--- Start Records for this exercise ---
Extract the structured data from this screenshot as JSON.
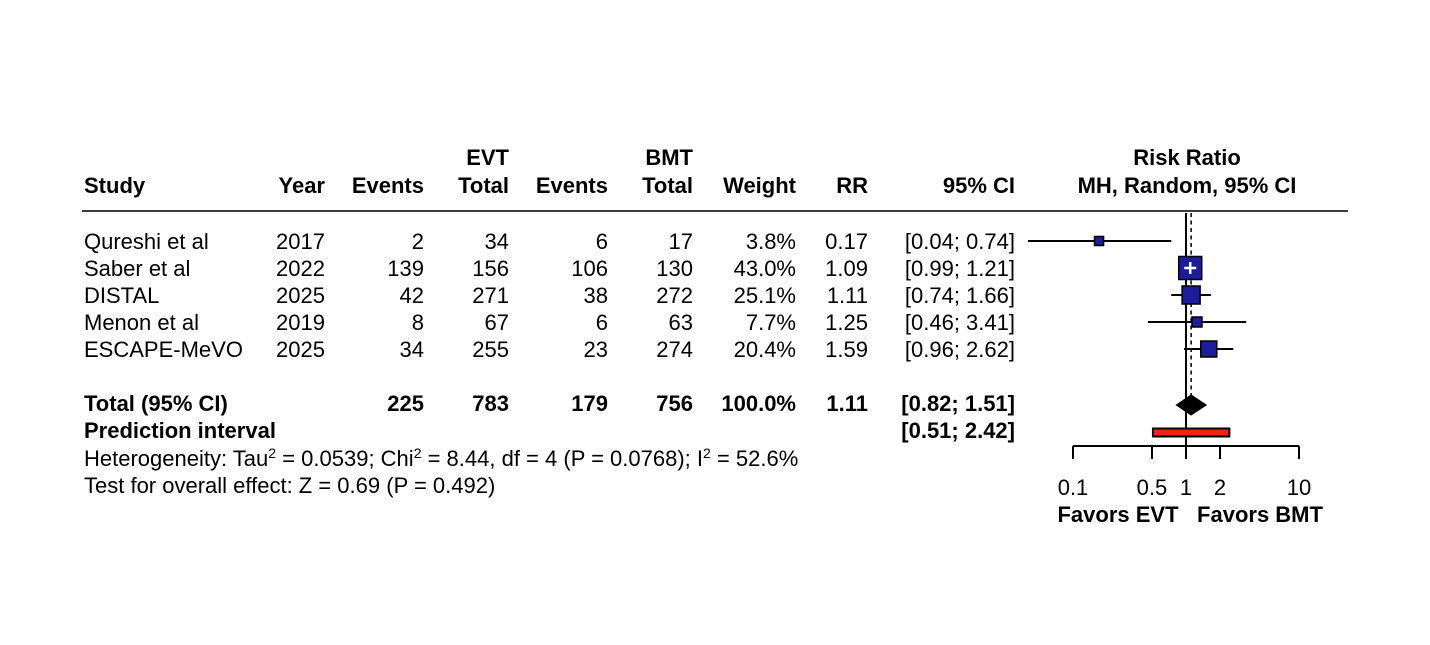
{
  "chart_data": {
    "type": "forest",
    "title": "Risk Ratio",
    "subtitle": "MH, Random, 95% CI",
    "scale": "log10",
    "columns": {
      "study": "Study",
      "year": "Year",
      "events": "Events",
      "total": "Total",
      "group_evt": "EVT",
      "group_bmt": "BMT",
      "weight": "Weight",
      "rr": "RR",
      "ci": "95% CI"
    },
    "studies": [
      {
        "name": "Qureshi et al",
        "slug": "qureshi-et-al",
        "year": "2017",
        "evt_events": "2",
        "evt_total": "34",
        "bmt_events": "6",
        "bmt_total": "17",
        "weight": "3.8%",
        "weight_pct": 3.8,
        "rr": 0.17,
        "rr_text": "0.17",
        "ci_low": 0.04,
        "ci_high": 0.74,
        "ci_text": "[0.04; 0.74]"
      },
      {
        "name": "Saber et al",
        "slug": "saber-et-al",
        "year": "2022",
        "evt_events": "139",
        "evt_total": "156",
        "bmt_events": "106",
        "bmt_total": "130",
        "weight": "43.0%",
        "weight_pct": 43.0,
        "rr": 1.09,
        "rr_text": "1.09",
        "ci_low": 0.99,
        "ci_high": 1.21,
        "ci_text": "[0.99; 1.21]"
      },
      {
        "name": "DISTAL",
        "slug": "distal",
        "year": "2025",
        "evt_events": "42",
        "evt_total": "271",
        "bmt_events": "38",
        "bmt_total": "272",
        "weight": "25.1%",
        "weight_pct": 25.1,
        "rr": 1.11,
        "rr_text": "1.11",
        "ci_low": 0.74,
        "ci_high": 1.66,
        "ci_text": "[0.74; 1.66]"
      },
      {
        "name": "Menon et al",
        "slug": "menon-et-al",
        "year": "2019",
        "evt_events": "8",
        "evt_total": "67",
        "bmt_events": "6",
        "bmt_total": "63",
        "weight": "7.7%",
        "weight_pct": 7.7,
        "rr": 1.25,
        "rr_text": "1.25",
        "ci_low": 0.46,
        "ci_high": 3.41,
        "ci_text": "[0.46; 3.41]"
      },
      {
        "name": "ESCAPE-MeVO",
        "slug": "escape-mevo",
        "year": "2025",
        "evt_events": "34",
        "evt_total": "255",
        "bmt_events": "23",
        "bmt_total": "274",
        "weight": "20.4%",
        "weight_pct": 20.4,
        "rr": 1.59,
        "rr_text": "1.59",
        "ci_low": 0.96,
        "ci_high": 2.62,
        "ci_text": "[0.96; 2.62]"
      }
    ],
    "total": {
      "label": "Total (95% CI)",
      "evt_events": "225",
      "evt_total": "783",
      "bmt_events": "179",
      "bmt_total": "756",
      "weight": "100.0%",
      "rr": 1.11,
      "rr_text": "1.11",
      "ci_low": 0.82,
      "ci_high": 1.51,
      "ci_text": "[0.82; 1.51]"
    },
    "prediction": {
      "label": "Prediction interval",
      "ci_low": 0.51,
      "ci_high": 2.42,
      "ci_text": "[0.51; 2.42]"
    },
    "heterogeneity": {
      "p1": "Heterogeneity: Tau",
      "s1": "2",
      "p2": " = 0.0539; Chi",
      "s2": "2",
      "p3": " = 8.44, df = 4 (P = 0.0768); I",
      "s3": "2",
      "p4": " = 52.6%"
    },
    "overall_test": "Test for overall effect: Z = 0.69 (P = 0.492)",
    "axis": {
      "ref_line": 1,
      "pooled_line": 1.11,
      "ticks": [
        0.1,
        0.5,
        1,
        2,
        10
      ],
      "tick_labels": [
        "0.1",
        "0.5",
        "1",
        "2",
        "10"
      ],
      "left_label": "Favors EVT",
      "right_label": "Favors BMT"
    },
    "colors": {
      "square": "#1C1C9C",
      "square_border": "#000000",
      "diamond": "#000000",
      "prediction_bar": "#EE2412",
      "line": "#000000",
      "rule": "#3d3d3d"
    }
  }
}
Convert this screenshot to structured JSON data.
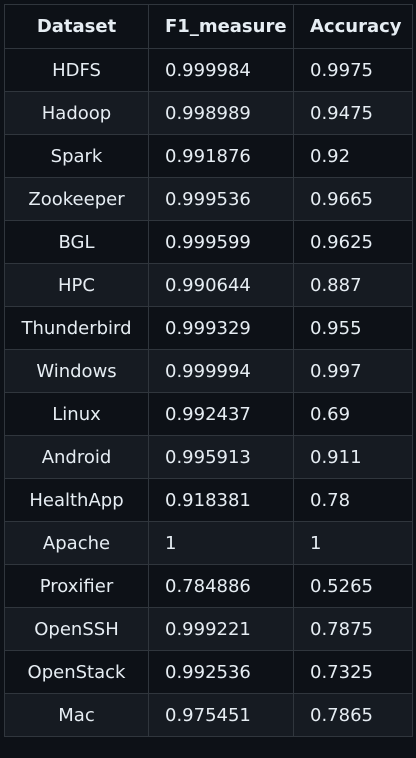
{
  "table": {
    "headers": [
      "Dataset",
      "F1_measure",
      "Accuracy"
    ],
    "rows": [
      {
        "dataset": "HDFS",
        "f1": "0.999984",
        "accuracy": "0.9975"
      },
      {
        "dataset": "Hadoop",
        "f1": "0.998989",
        "accuracy": "0.9475"
      },
      {
        "dataset": "Spark",
        "f1": "0.991876",
        "accuracy": "0.92"
      },
      {
        "dataset": "Zookeeper",
        "f1": "0.999536",
        "accuracy": "0.9665"
      },
      {
        "dataset": "BGL",
        "f1": "0.999599",
        "accuracy": "0.9625"
      },
      {
        "dataset": "HPC",
        "f1": "0.990644",
        "accuracy": "0.887"
      },
      {
        "dataset": "Thunderbird",
        "f1": "0.999329",
        "accuracy": "0.955"
      },
      {
        "dataset": "Windows",
        "f1": "0.999994",
        "accuracy": "0.997"
      },
      {
        "dataset": "Linux",
        "f1": "0.992437",
        "accuracy": "0.69"
      },
      {
        "dataset": "Android",
        "f1": "0.995913",
        "accuracy": "0.911"
      },
      {
        "dataset": "HealthApp",
        "f1": "0.918381",
        "accuracy": "0.78"
      },
      {
        "dataset": "Apache",
        "f1": "1",
        "accuracy": "1"
      },
      {
        "dataset": "Proxifier",
        "f1": "0.784886",
        "accuracy": "0.5265"
      },
      {
        "dataset": "OpenSSH",
        "f1": "0.999221",
        "accuracy": "0.7875"
      },
      {
        "dataset": "OpenStack",
        "f1": "0.992536",
        "accuracy": "0.7325"
      },
      {
        "dataset": "Mac",
        "f1": "0.975451",
        "accuracy": "0.7865"
      }
    ]
  },
  "colors": {
    "background": "#0d1117",
    "row_alt": "#161b22",
    "border": "#30363d",
    "text": "#e6edf3"
  }
}
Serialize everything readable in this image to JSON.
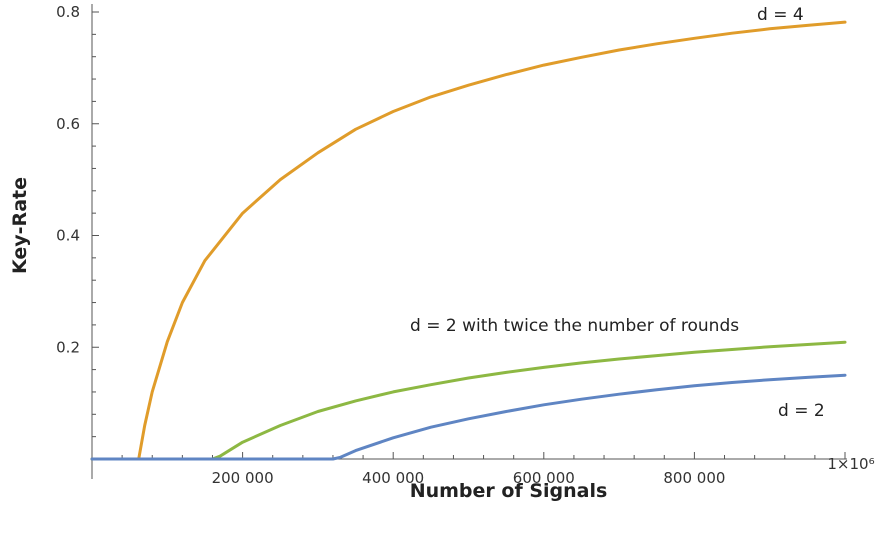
{
  "chart_data": {
    "type": "line",
    "title": "",
    "xlabel": "Number of Signals",
    "ylabel": "Key-Rate",
    "xlim": [
      0,
      1000000
    ],
    "ylim": [
      0,
      0.8
    ],
    "x_ticks": [
      {
        "value": 200000,
        "label": "200 000"
      },
      {
        "value": 400000,
        "label": "400 000"
      },
      {
        "value": 600000,
        "label": "600 000"
      },
      {
        "value": 800000,
        "label": "800 000"
      },
      {
        "value": 1000000,
        "label": "1×10⁶"
      }
    ],
    "y_ticks": [
      {
        "value": 0.2,
        "label": "0.2"
      },
      {
        "value": 0.4,
        "label": "0.4"
      },
      {
        "value": 0.6,
        "label": "0.6"
      },
      {
        "value": 0.8,
        "label": "0.8"
      }
    ],
    "series": [
      {
        "name": "d = 4",
        "color": "#e09c2a",
        "x": [
          0,
          60000,
          62000,
          70000,
          80000,
          100000,
          120000,
          150000,
          200000,
          250000,
          300000,
          350000,
          400000,
          450000,
          500000,
          550000,
          600000,
          650000,
          700000,
          750000,
          800000,
          850000,
          900000,
          950000,
          1000000
        ],
        "y": [
          0,
          0,
          0,
          0.06,
          0.12,
          0.21,
          0.28,
          0.355,
          0.44,
          0.5,
          0.548,
          0.59,
          0.622,
          0.648,
          0.669,
          0.688,
          0.705,
          0.719,
          0.732,
          0.743,
          0.753,
          0.762,
          0.77,
          0.776,
          0.782
        ]
      },
      {
        "name": "d = 2 with twice the number of rounds",
        "color": "#8db843",
        "x": [
          0,
          160000,
          170000,
          200000,
          250000,
          300000,
          350000,
          400000,
          450000,
          500000,
          550000,
          600000,
          650000,
          700000,
          750000,
          800000,
          850000,
          900000,
          950000,
          1000000
        ],
        "y": [
          0,
          0,
          0.005,
          0.03,
          0.06,
          0.085,
          0.104,
          0.12,
          0.133,
          0.145,
          0.155,
          0.164,
          0.172,
          0.179,
          0.185,
          0.191,
          0.196,
          0.201,
          0.205,
          0.209
        ]
      },
      {
        "name": "d = 2",
        "color": "#5f85c3",
        "x": [
          0,
          320000,
          330000,
          350000,
          400000,
          450000,
          500000,
          550000,
          600000,
          650000,
          700000,
          750000,
          800000,
          850000,
          900000,
          950000,
          1000000
        ],
        "y": [
          0,
          0,
          0.003,
          0.015,
          0.038,
          0.057,
          0.072,
          0.085,
          0.097,
          0.107,
          0.116,
          0.124,
          0.131,
          0.137,
          0.142,
          0.146,
          0.15
        ]
      }
    ],
    "annotations": [
      {
        "text": "d = 4",
        "series": 0
      },
      {
        "text": "d = 2 with twice the number of rounds",
        "series": 1
      },
      {
        "text": "d = 2",
        "series": 2
      }
    ],
    "grid": false,
    "legend": "none"
  }
}
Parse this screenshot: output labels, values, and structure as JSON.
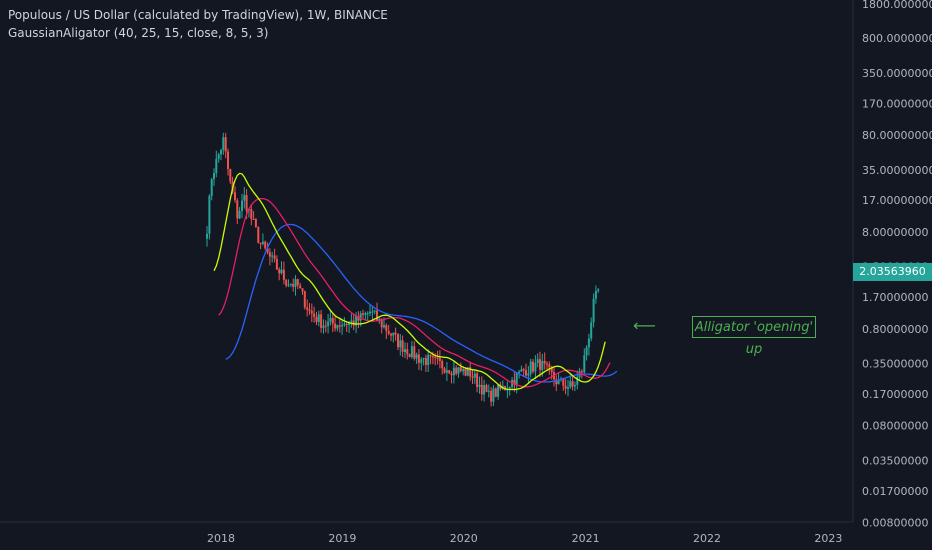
{
  "header": {
    "title": "Populous / US Dollar (calculated by TradingView), 1W, BINANCE",
    "indicator": "GaussianAligator (40, 25, 15, close, 8, 5, 3)"
  },
  "price_badge": "2.03563960",
  "annotation": {
    "text": "Alligator 'opening' up",
    "arrow_glyph": "⟵"
  },
  "colors": {
    "background": "#131722",
    "up": "#26a69a",
    "down": "#ef5350",
    "jaw": "#2962ff",
    "teeth": "#e91e63",
    "lips": "#c6ff00",
    "annotation": "#4caf50"
  },
  "chart_data": {
    "type": "candlestick",
    "y_scale": "log",
    "x_ticks": [
      "2018",
      "2019",
      "2020",
      "2021",
      "2022",
      "2023"
    ],
    "y_ticks": [
      "1800.00000000",
      "800.00000000",
      "350.00000000",
      "170.00000000",
      "80.00000000",
      "35.00000000",
      "17.00000000",
      "8.00000000",
      "3.50000000",
      "1.70000000",
      "0.80000000",
      "0.35000000",
      "0.17000000",
      "0.08000000",
      "0.03500000",
      "0.01700000",
      "0.00800000"
    ],
    "y_tick_values": [
      1800,
      800,
      350,
      170,
      80,
      35,
      17,
      8,
      3.5,
      1.7,
      0.8,
      0.35,
      0.17,
      0.08,
      0.035,
      0.017,
      0.008
    ],
    "x_range": [
      "2017-10",
      "2023-06"
    ],
    "last_price": 2.0356396,
    "price_path": [
      {
        "date": "2017-11-20",
        "price": 9
      },
      {
        "date": "2017-12-04",
        "price": 30
      },
      {
        "date": "2017-12-25",
        "price": 50
      },
      {
        "date": "2018-01-08",
        "price": 70
      },
      {
        "date": "2018-01-29",
        "price": 25
      },
      {
        "date": "2018-02-19",
        "price": 12
      },
      {
        "date": "2018-03-12",
        "price": 18
      },
      {
        "date": "2018-04-02",
        "price": 11
      },
      {
        "date": "2018-04-30",
        "price": 6
      },
      {
        "date": "2018-06-04",
        "price": 4
      },
      {
        "date": "2018-07-16",
        "price": 2.5
      },
      {
        "date": "2018-08-20",
        "price": 2.2
      },
      {
        "date": "2018-09-24",
        "price": 1.2
      },
      {
        "date": "2018-11-05",
        "price": 0.9
      },
      {
        "date": "2018-12-17",
        "price": 0.9
      },
      {
        "date": "2019-02-11",
        "price": 0.95
      },
      {
        "date": "2019-03-25",
        "price": 1.2
      },
      {
        "date": "2019-05-13",
        "price": 0.8
      },
      {
        "date": "2019-06-24",
        "price": 0.55
      },
      {
        "date": "2019-08-19",
        "price": 0.4
      },
      {
        "date": "2019-10-14",
        "price": 0.35
      },
      {
        "date": "2019-12-09",
        "price": 0.3
      },
      {
        "date": "2020-01-20",
        "price": 0.28
      },
      {
        "date": "2020-03-16",
        "price": 0.16
      },
      {
        "date": "2020-05-04",
        "price": 0.2
      },
      {
        "date": "2020-06-29",
        "price": 0.3
      },
      {
        "date": "2020-08-17",
        "price": 0.35
      },
      {
        "date": "2020-10-12",
        "price": 0.22
      },
      {
        "date": "2020-11-23",
        "price": 0.2
      },
      {
        "date": "2020-12-21",
        "price": 0.3
      },
      {
        "date": "2021-01-11",
        "price": 0.7
      },
      {
        "date": "2021-01-25",
        "price": 1.4
      },
      {
        "date": "2021-02-08",
        "price": 2.0
      }
    ],
    "series": [
      {
        "name": "jaw"
      },
      {
        "name": "teeth"
      },
      {
        "name": "lips"
      }
    ],
    "annotations": [
      "Alligator 'opening' up"
    ],
    "grid": false,
    "legend": "none"
  }
}
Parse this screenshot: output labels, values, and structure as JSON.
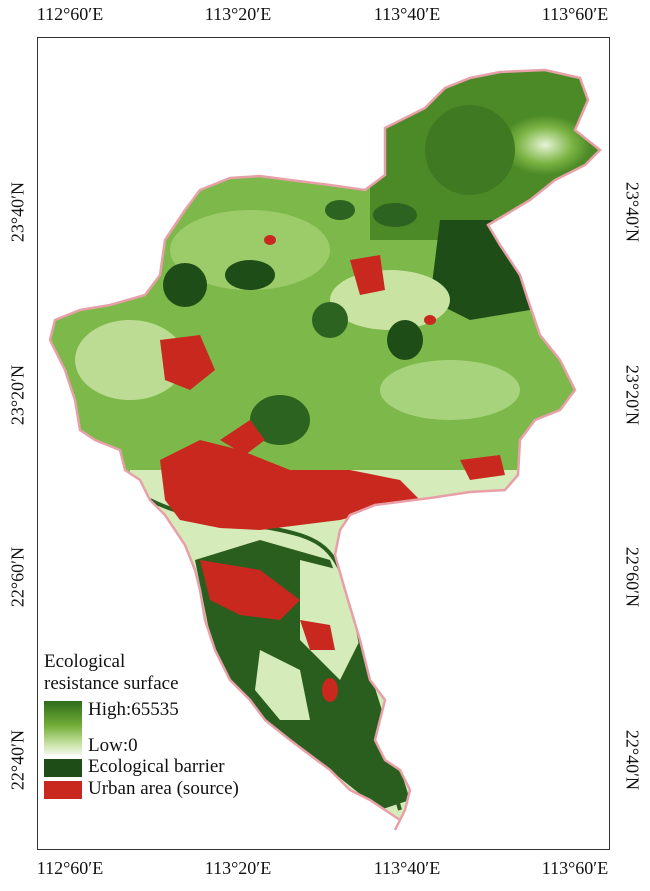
{
  "map": {
    "lon_ticks": [
      "112°60′E",
      "113°20′E",
      "113°40′E",
      "113°60′E"
    ],
    "lat_ticks": [
      "23°40′N",
      "23°20′N",
      "22°60′N",
      "22°40′N"
    ]
  },
  "legend": {
    "title_line1": "Ecological",
    "title_line2": "resistance surface",
    "high_label": "High:65535",
    "low_label": "Low:0",
    "barrier_label": "Ecological barrier",
    "urban_label": "Urban area (source)"
  },
  "colors": {
    "dark_green": "#1f4d17",
    "mid_green": "#5b9a2e",
    "light_green": "#cfe6ad",
    "urban_red": "#c8281e",
    "boundary_pink": "#e8a0a8"
  }
}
--- End Records for this exercise ---
**Task prompt:**
Return every line above that contains the word "JSON".

**Solution to the exercise:**
Extract the structured data from this screenshot as JSON.
Convert this screenshot to structured JSON data.
Serialize everything readable in this image to JSON.
Parse this screenshot: output labels, values, and structure as JSON.
Parse this screenshot: output labels, values, and structure as JSON.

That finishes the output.